(Records from a dataset)
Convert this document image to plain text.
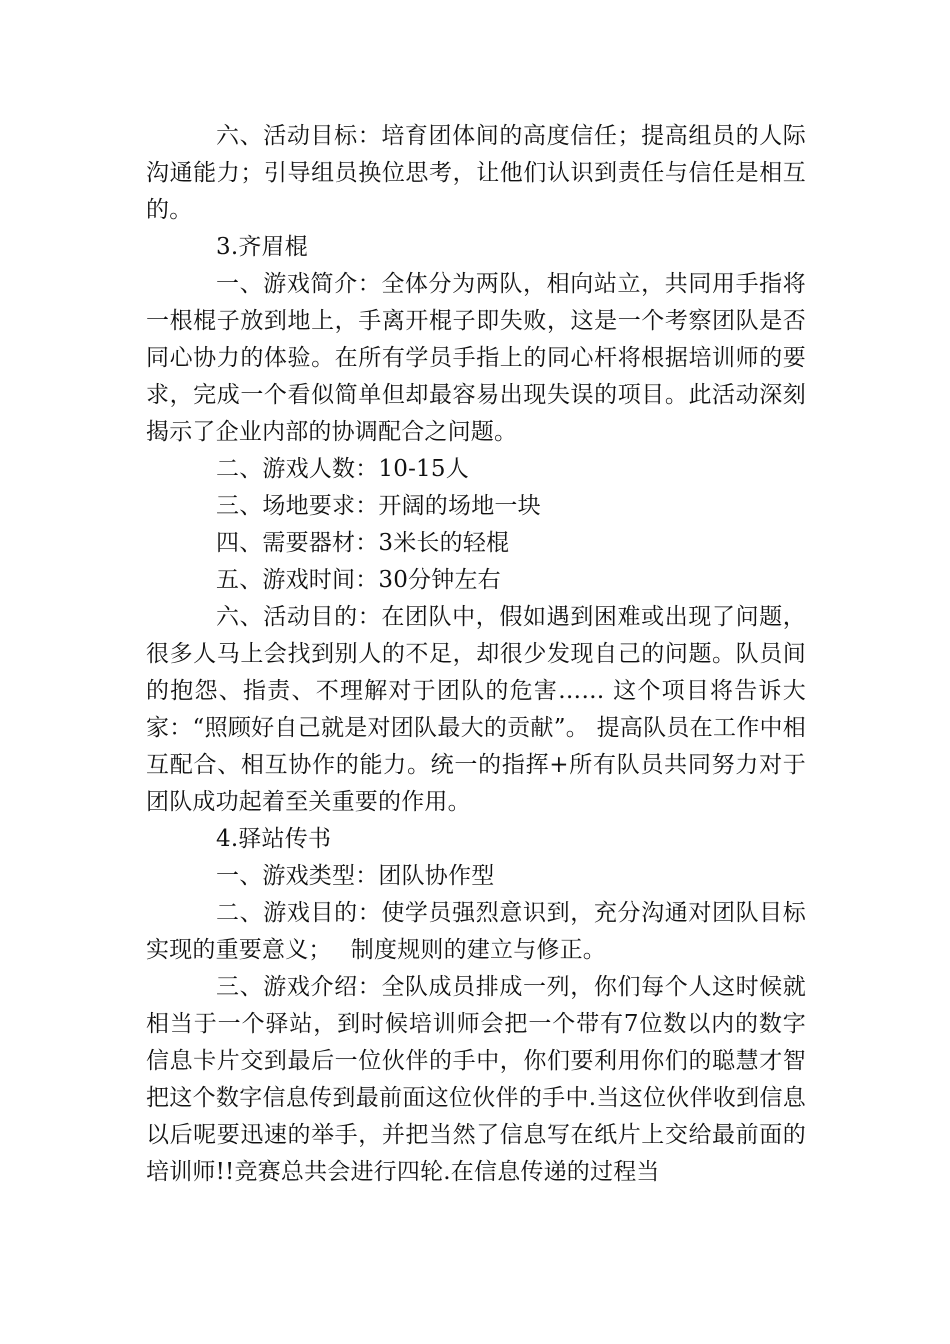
六、活动目标：培育团体间的高度信任；提高组员的人际沟通能力；引导组员换位思考，让他们认识到责任与信任是相互的。

3.齐眉棍

一、游戏简介：全体分为两队，相向站立，共同用手指将一根棍子放到地上，手离开棍子即失败，这是一个考察团队是否同心协力的体验。在所有学员手指上的同心杆将根据培训师的要求，完成一个看似简单但却最容易出现失误的项目。此活动深刻揭示了企业内部的协调配合之问题。

二、游戏人数：10-15人

三、场地要求：开阔的场地一块

四、需要器材：3米长的轻棍

五、游戏时间：30分钟左右

六、活动目的：在团队中，假如遇到困难或出现了问题，很多人马上会找到别人的不足，却很少发现自己的问题。队员间的抱怨、指责、不理解对于团队的危害…… 这个项目将告诉大家：“照顾好自己就是对团队最大的贡献”。 提高队员在工作中相互配合、相互协作的能力。统一的指挥+所有队员共同努力对于团队成功起着至关重要的作用。

4.驿站传书

一、游戏类型：团队协作型

二、游戏目的：使学员强烈意识到，充分沟通对团队目标实现的重要意义；　 制度规则的建立与修正。

三、游戏介绍：全队成员排成一列，你们每个人这时候就相当于一个驿站，到时候培训师会把一个带有7位数以内的数字信息卡片交到最后一位伙伴的手中，你们要利用你们的聪慧才智把这个数字信息传到最前面这位伙伴的手中.当这位伙伴收到信息以后呢要迅速的举手，并把当然了信息写在纸片上交给最前面的培训师!!竞赛总共会进行四轮.在信息传递的过程当
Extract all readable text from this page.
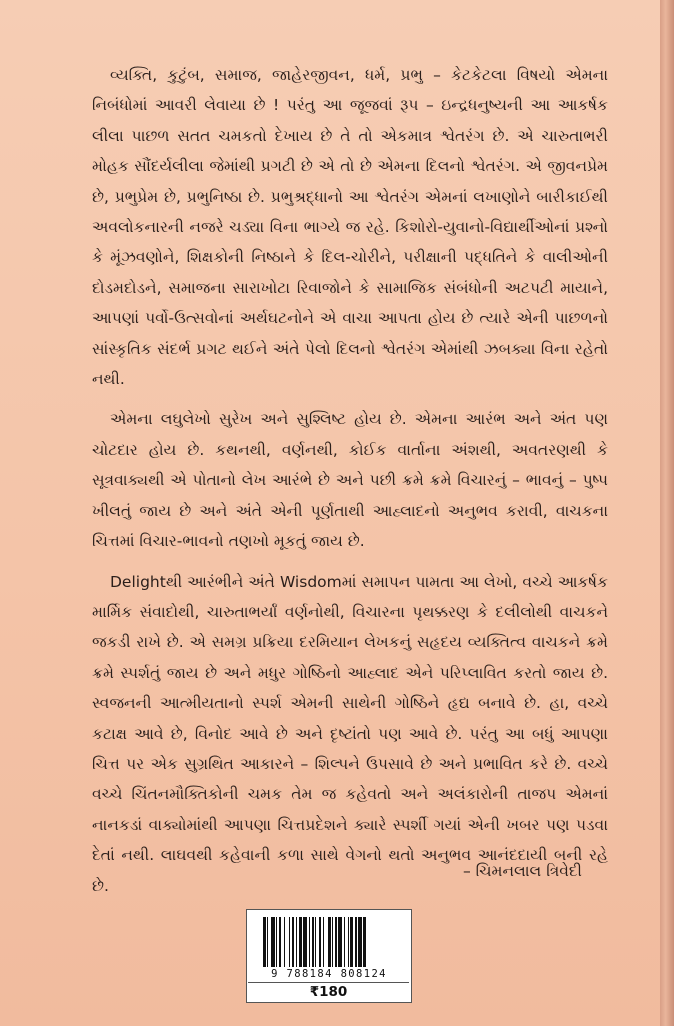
વ્યક્તિ, કુટુંબ, સમાજ, જાહેરજીવન, ધર્મ, પ્રભુ – કેટકેટલા વિષયો એમના નિબંધોમાં આવરી લેવાયા છે ! પરંતુ આ જૂજવાં રૂપ – ઇન્દ્રધનુષ્યની આ આકર્ષક લીલા પાછળ સતત ચમકતો દેખાય છે તે તો એકમાત્ર શ્વેતરંગ છે. એ ચારુતાભરી મોહક સૌંદર્યલીલા જેમાંથી પ્રગટી છે એ તો છે એમના દિલનો શ્વેતરંગ. એ જીવનપ્રેમ છે, પ્રભુપ્રેમ છે, પ્રભુનિષ્ઠા છે. પ્રભુશ્રદ્ધાનો આ શ્વેતરંગ એમનાં લખાણોને બારીકાઈથી અવલોકનારની નજરે ચડ્યા વિના ભાગ્યે જ રહે. કિશોરો-યુવાનો-વિદ્યાર્થીઓનાં પ્રશ્નો કે મૂંઝવણોને, શિક્ષકોની નિષ્ઠાને કે દિલ-ચોરીને, પરીક્ષાની પદ્ધતિને કે વાલીઓની દોડમદોડને, સમાજના સારાખોટા રિવાજોને કે સામાજિક સંબંધોની અટપટી માયાને, આપણાં પર્વો-ઉત્સવોનાં અર્થઘટનોને એ વાચા આપતા હોય છે ત્યારે એની પાછળનો સાંસ્કૃતિક સંદર્ભ પ્રગટ થઈને અંતે પેલો દિલનો શ્વેતરંગ એમાંથી ઝબક્યા વિના રહેતો નથી.

એમના લઘુલેખો સુરેખ અને સુશ્લિષ્ટ હોય છે. એમના આરંભ અને અંત પણ ચોટદાર હોય છે. કથનથી, વર્ણનથી, કોઈક વાર્તાના અંશથી, અવતરણથી કે સૂત્રવાક્યથી એ પોતાનો લેખ આરંભે છે અને પછી ક્રમે ક્રમે વિચારનું – ભાવનું – પુષ્પ ખીલતું જાય છે અને અંતે એની પૂર્ણતાથી આહ્લાદનો અનુભવ કરાવી, વાચકના ચિત્તમાં વિચાર-ભાવનો તણખો મૂકતું જાય છે.

Delightથી આરંભીને અંતે Wisdomમાં સમાપન પામતા આ લેખો, વચ્ચે આકર્ષક માર્મિક સંવાદોથી, ચારુતાભર્યાં વર્ણનોથી, વિચારના પૃથક્કરણ કે દલીલોથી વાચકને જકડી રાખે છે. એ સમગ્ર પ્રક્રિયા દરમિયાન લેખકનું સહૃદય વ્યક્તિત્વ વાચકને ક્રમે ક્રમે સ્પર્શતું જાય છે અને મધુર ગોષ્ઠિનો આહ્લાદ એને પરિપ્લાવિત કરતો જાય છે. સ્વજનની આત્મીયતાનો સ્પર્શ એમની સાથેની ગોષ્ઠિને હૃદ્ય બનાવે છે. હા, વચ્ચે કટાક્ષ આવે છે, વિનોદ આવે છે અને દૃષ્ટાંતો પણ આવે છે. પરંતુ આ બધું આપણા ચિત્ત પર એક સુગ્રથિત આકારને – શિલ્પને ઉપસાવે છે અને પ્રભાવિત કરે છે. વચ્ચે વચ્ચે ચિંતનમૌક્તિકોની ચમક તેમ જ કહેવતો અને અલંકારોની તાજપ એમનાં નાનકડાં વાક્યોમાંથી આપણા ચિત્તપ્રદેશને ક્યારે સ્પર્શી ગયાં એની ખબર પણ પડવા દેતાં નથી. લાઘવથી કહેવાની કળા સાથે વેગનો થતો અનુભવ આનંદદાયી બની રહે છે.

– ચિમનલાલ ત્રિવેદી
9 788184 808124
₹180
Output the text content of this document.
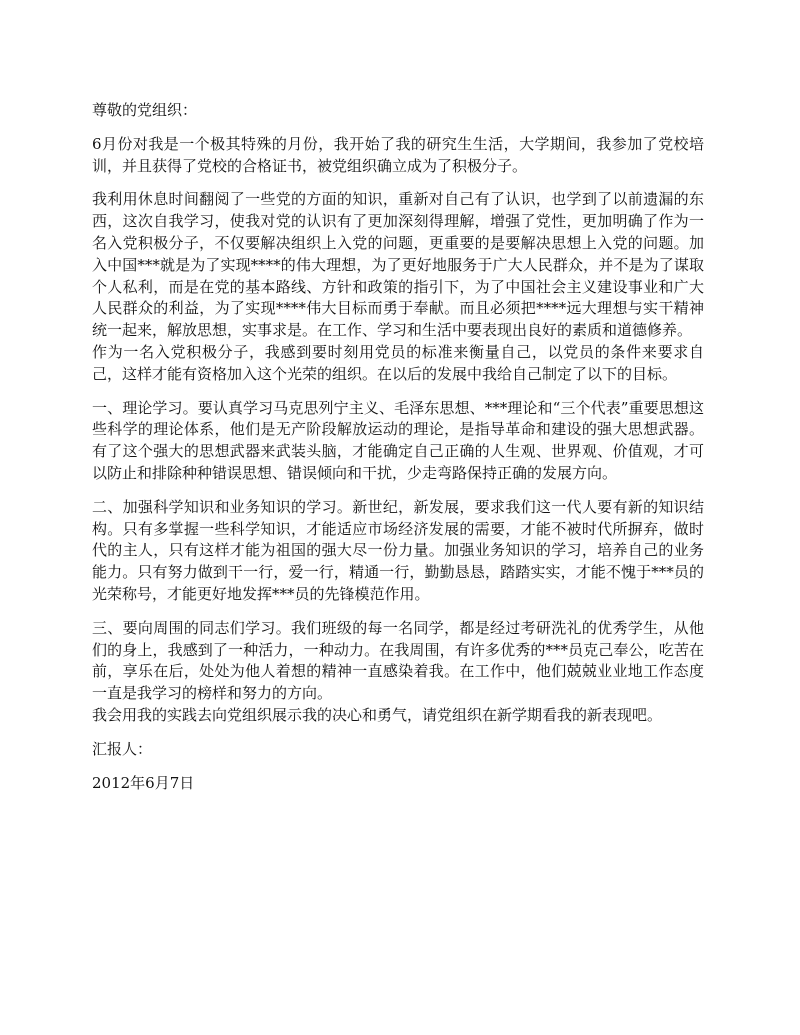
尊敬的党组织：

6月份对我是一个极其特殊的月份，我开始了我的研究生生活，大学期间，我参加了党校培训，并且获得了党校的合格证书，被党组织确立成为了积极分子。

我利用休息时间翻阅了一些党的方面的知识，重新对自己有了认识，也学到了以前遗漏的东西，这次自我学习，使我对党的认识有了更加深刻得理解，增强了党性，更加明确了作为一名入党积极分子，不仅要解决组织上入党的问题，更重要的是要解决思想上入党的问题。加入中国***就是为了实现****的伟大理想，为了更好地服务于广大人民群众，并不是为了谋取个人私利，而是在党的基本路线、方针和政策的指引下，为了中国社会主义建设事业和广大人民群众的利益，为了实现****伟大目标而勇于奉献。而且必须把****远大理想与实干精神统一起来，解放思想，实事求是。在工作、学习和生活中要表现出良好的素质和道德修养。

作为一名入党积极分子，我感到要时刻用党员的标准来衡量自己，以党员的条件来要求自己，这样才能有资格加入这个光荣的组织。在以后的发展中我给自己制定了以下的目标。

一、理论学习。要认真学习马克思列宁主义、毛泽东思想、***理论和“三个代表”重要思想这些科学的理论体系，他们是无产阶段解放运动的理论，是指导革命和建设的强大思想武器。有了这个强大的思想武器来武装头脑，才能确定自己正确的人生观、世界观、价值观，才可以防止和排除种种错误思想、错误倾向和干扰，少走弯路保持正确的发展方向。

二、加强科学知识和业务知识的学习。新世纪，新发展，要求我们这一代人要有新的知识结构。只有多掌握一些科学知识，才能适应市场经济发展的需要，才能不被时代所摒弃，做时代的主人，只有这样才能为祖国的强大尽一份力量。加强业务知识的学习，培养自己的业务能力。只有努力做到干一行，爱一行，精通一行，勤勤恳恳，踏踏实实，才能不愧于***员的光荣称号，才能更好地发挥***员的先锋模范作用。

三、要向周围的同志们学习。我们班级的每一名同学，都是经过考研洗礼的优秀学生，从他们的身上，我感到了一种活力，一种动力。在我周围，有许多优秀的***员克己奉公，吃苦在前，享乐在后，处处为他人着想的精神一直感染着我。在工作中，他们兢兢业业地工作态度一直是我学习的榜样和努力的方向。

我会用我的实践去向党组织展示我的决心和勇气，请党组织在新学期看我的新表现吧。

汇报人：

2012年6月7日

### [Task objective]
Look through the entries above and report each line where the string "text" occurs.

### [Reply]
Convert this document image to plain text.
Extract all readable text from this page.
Output the text content of this document.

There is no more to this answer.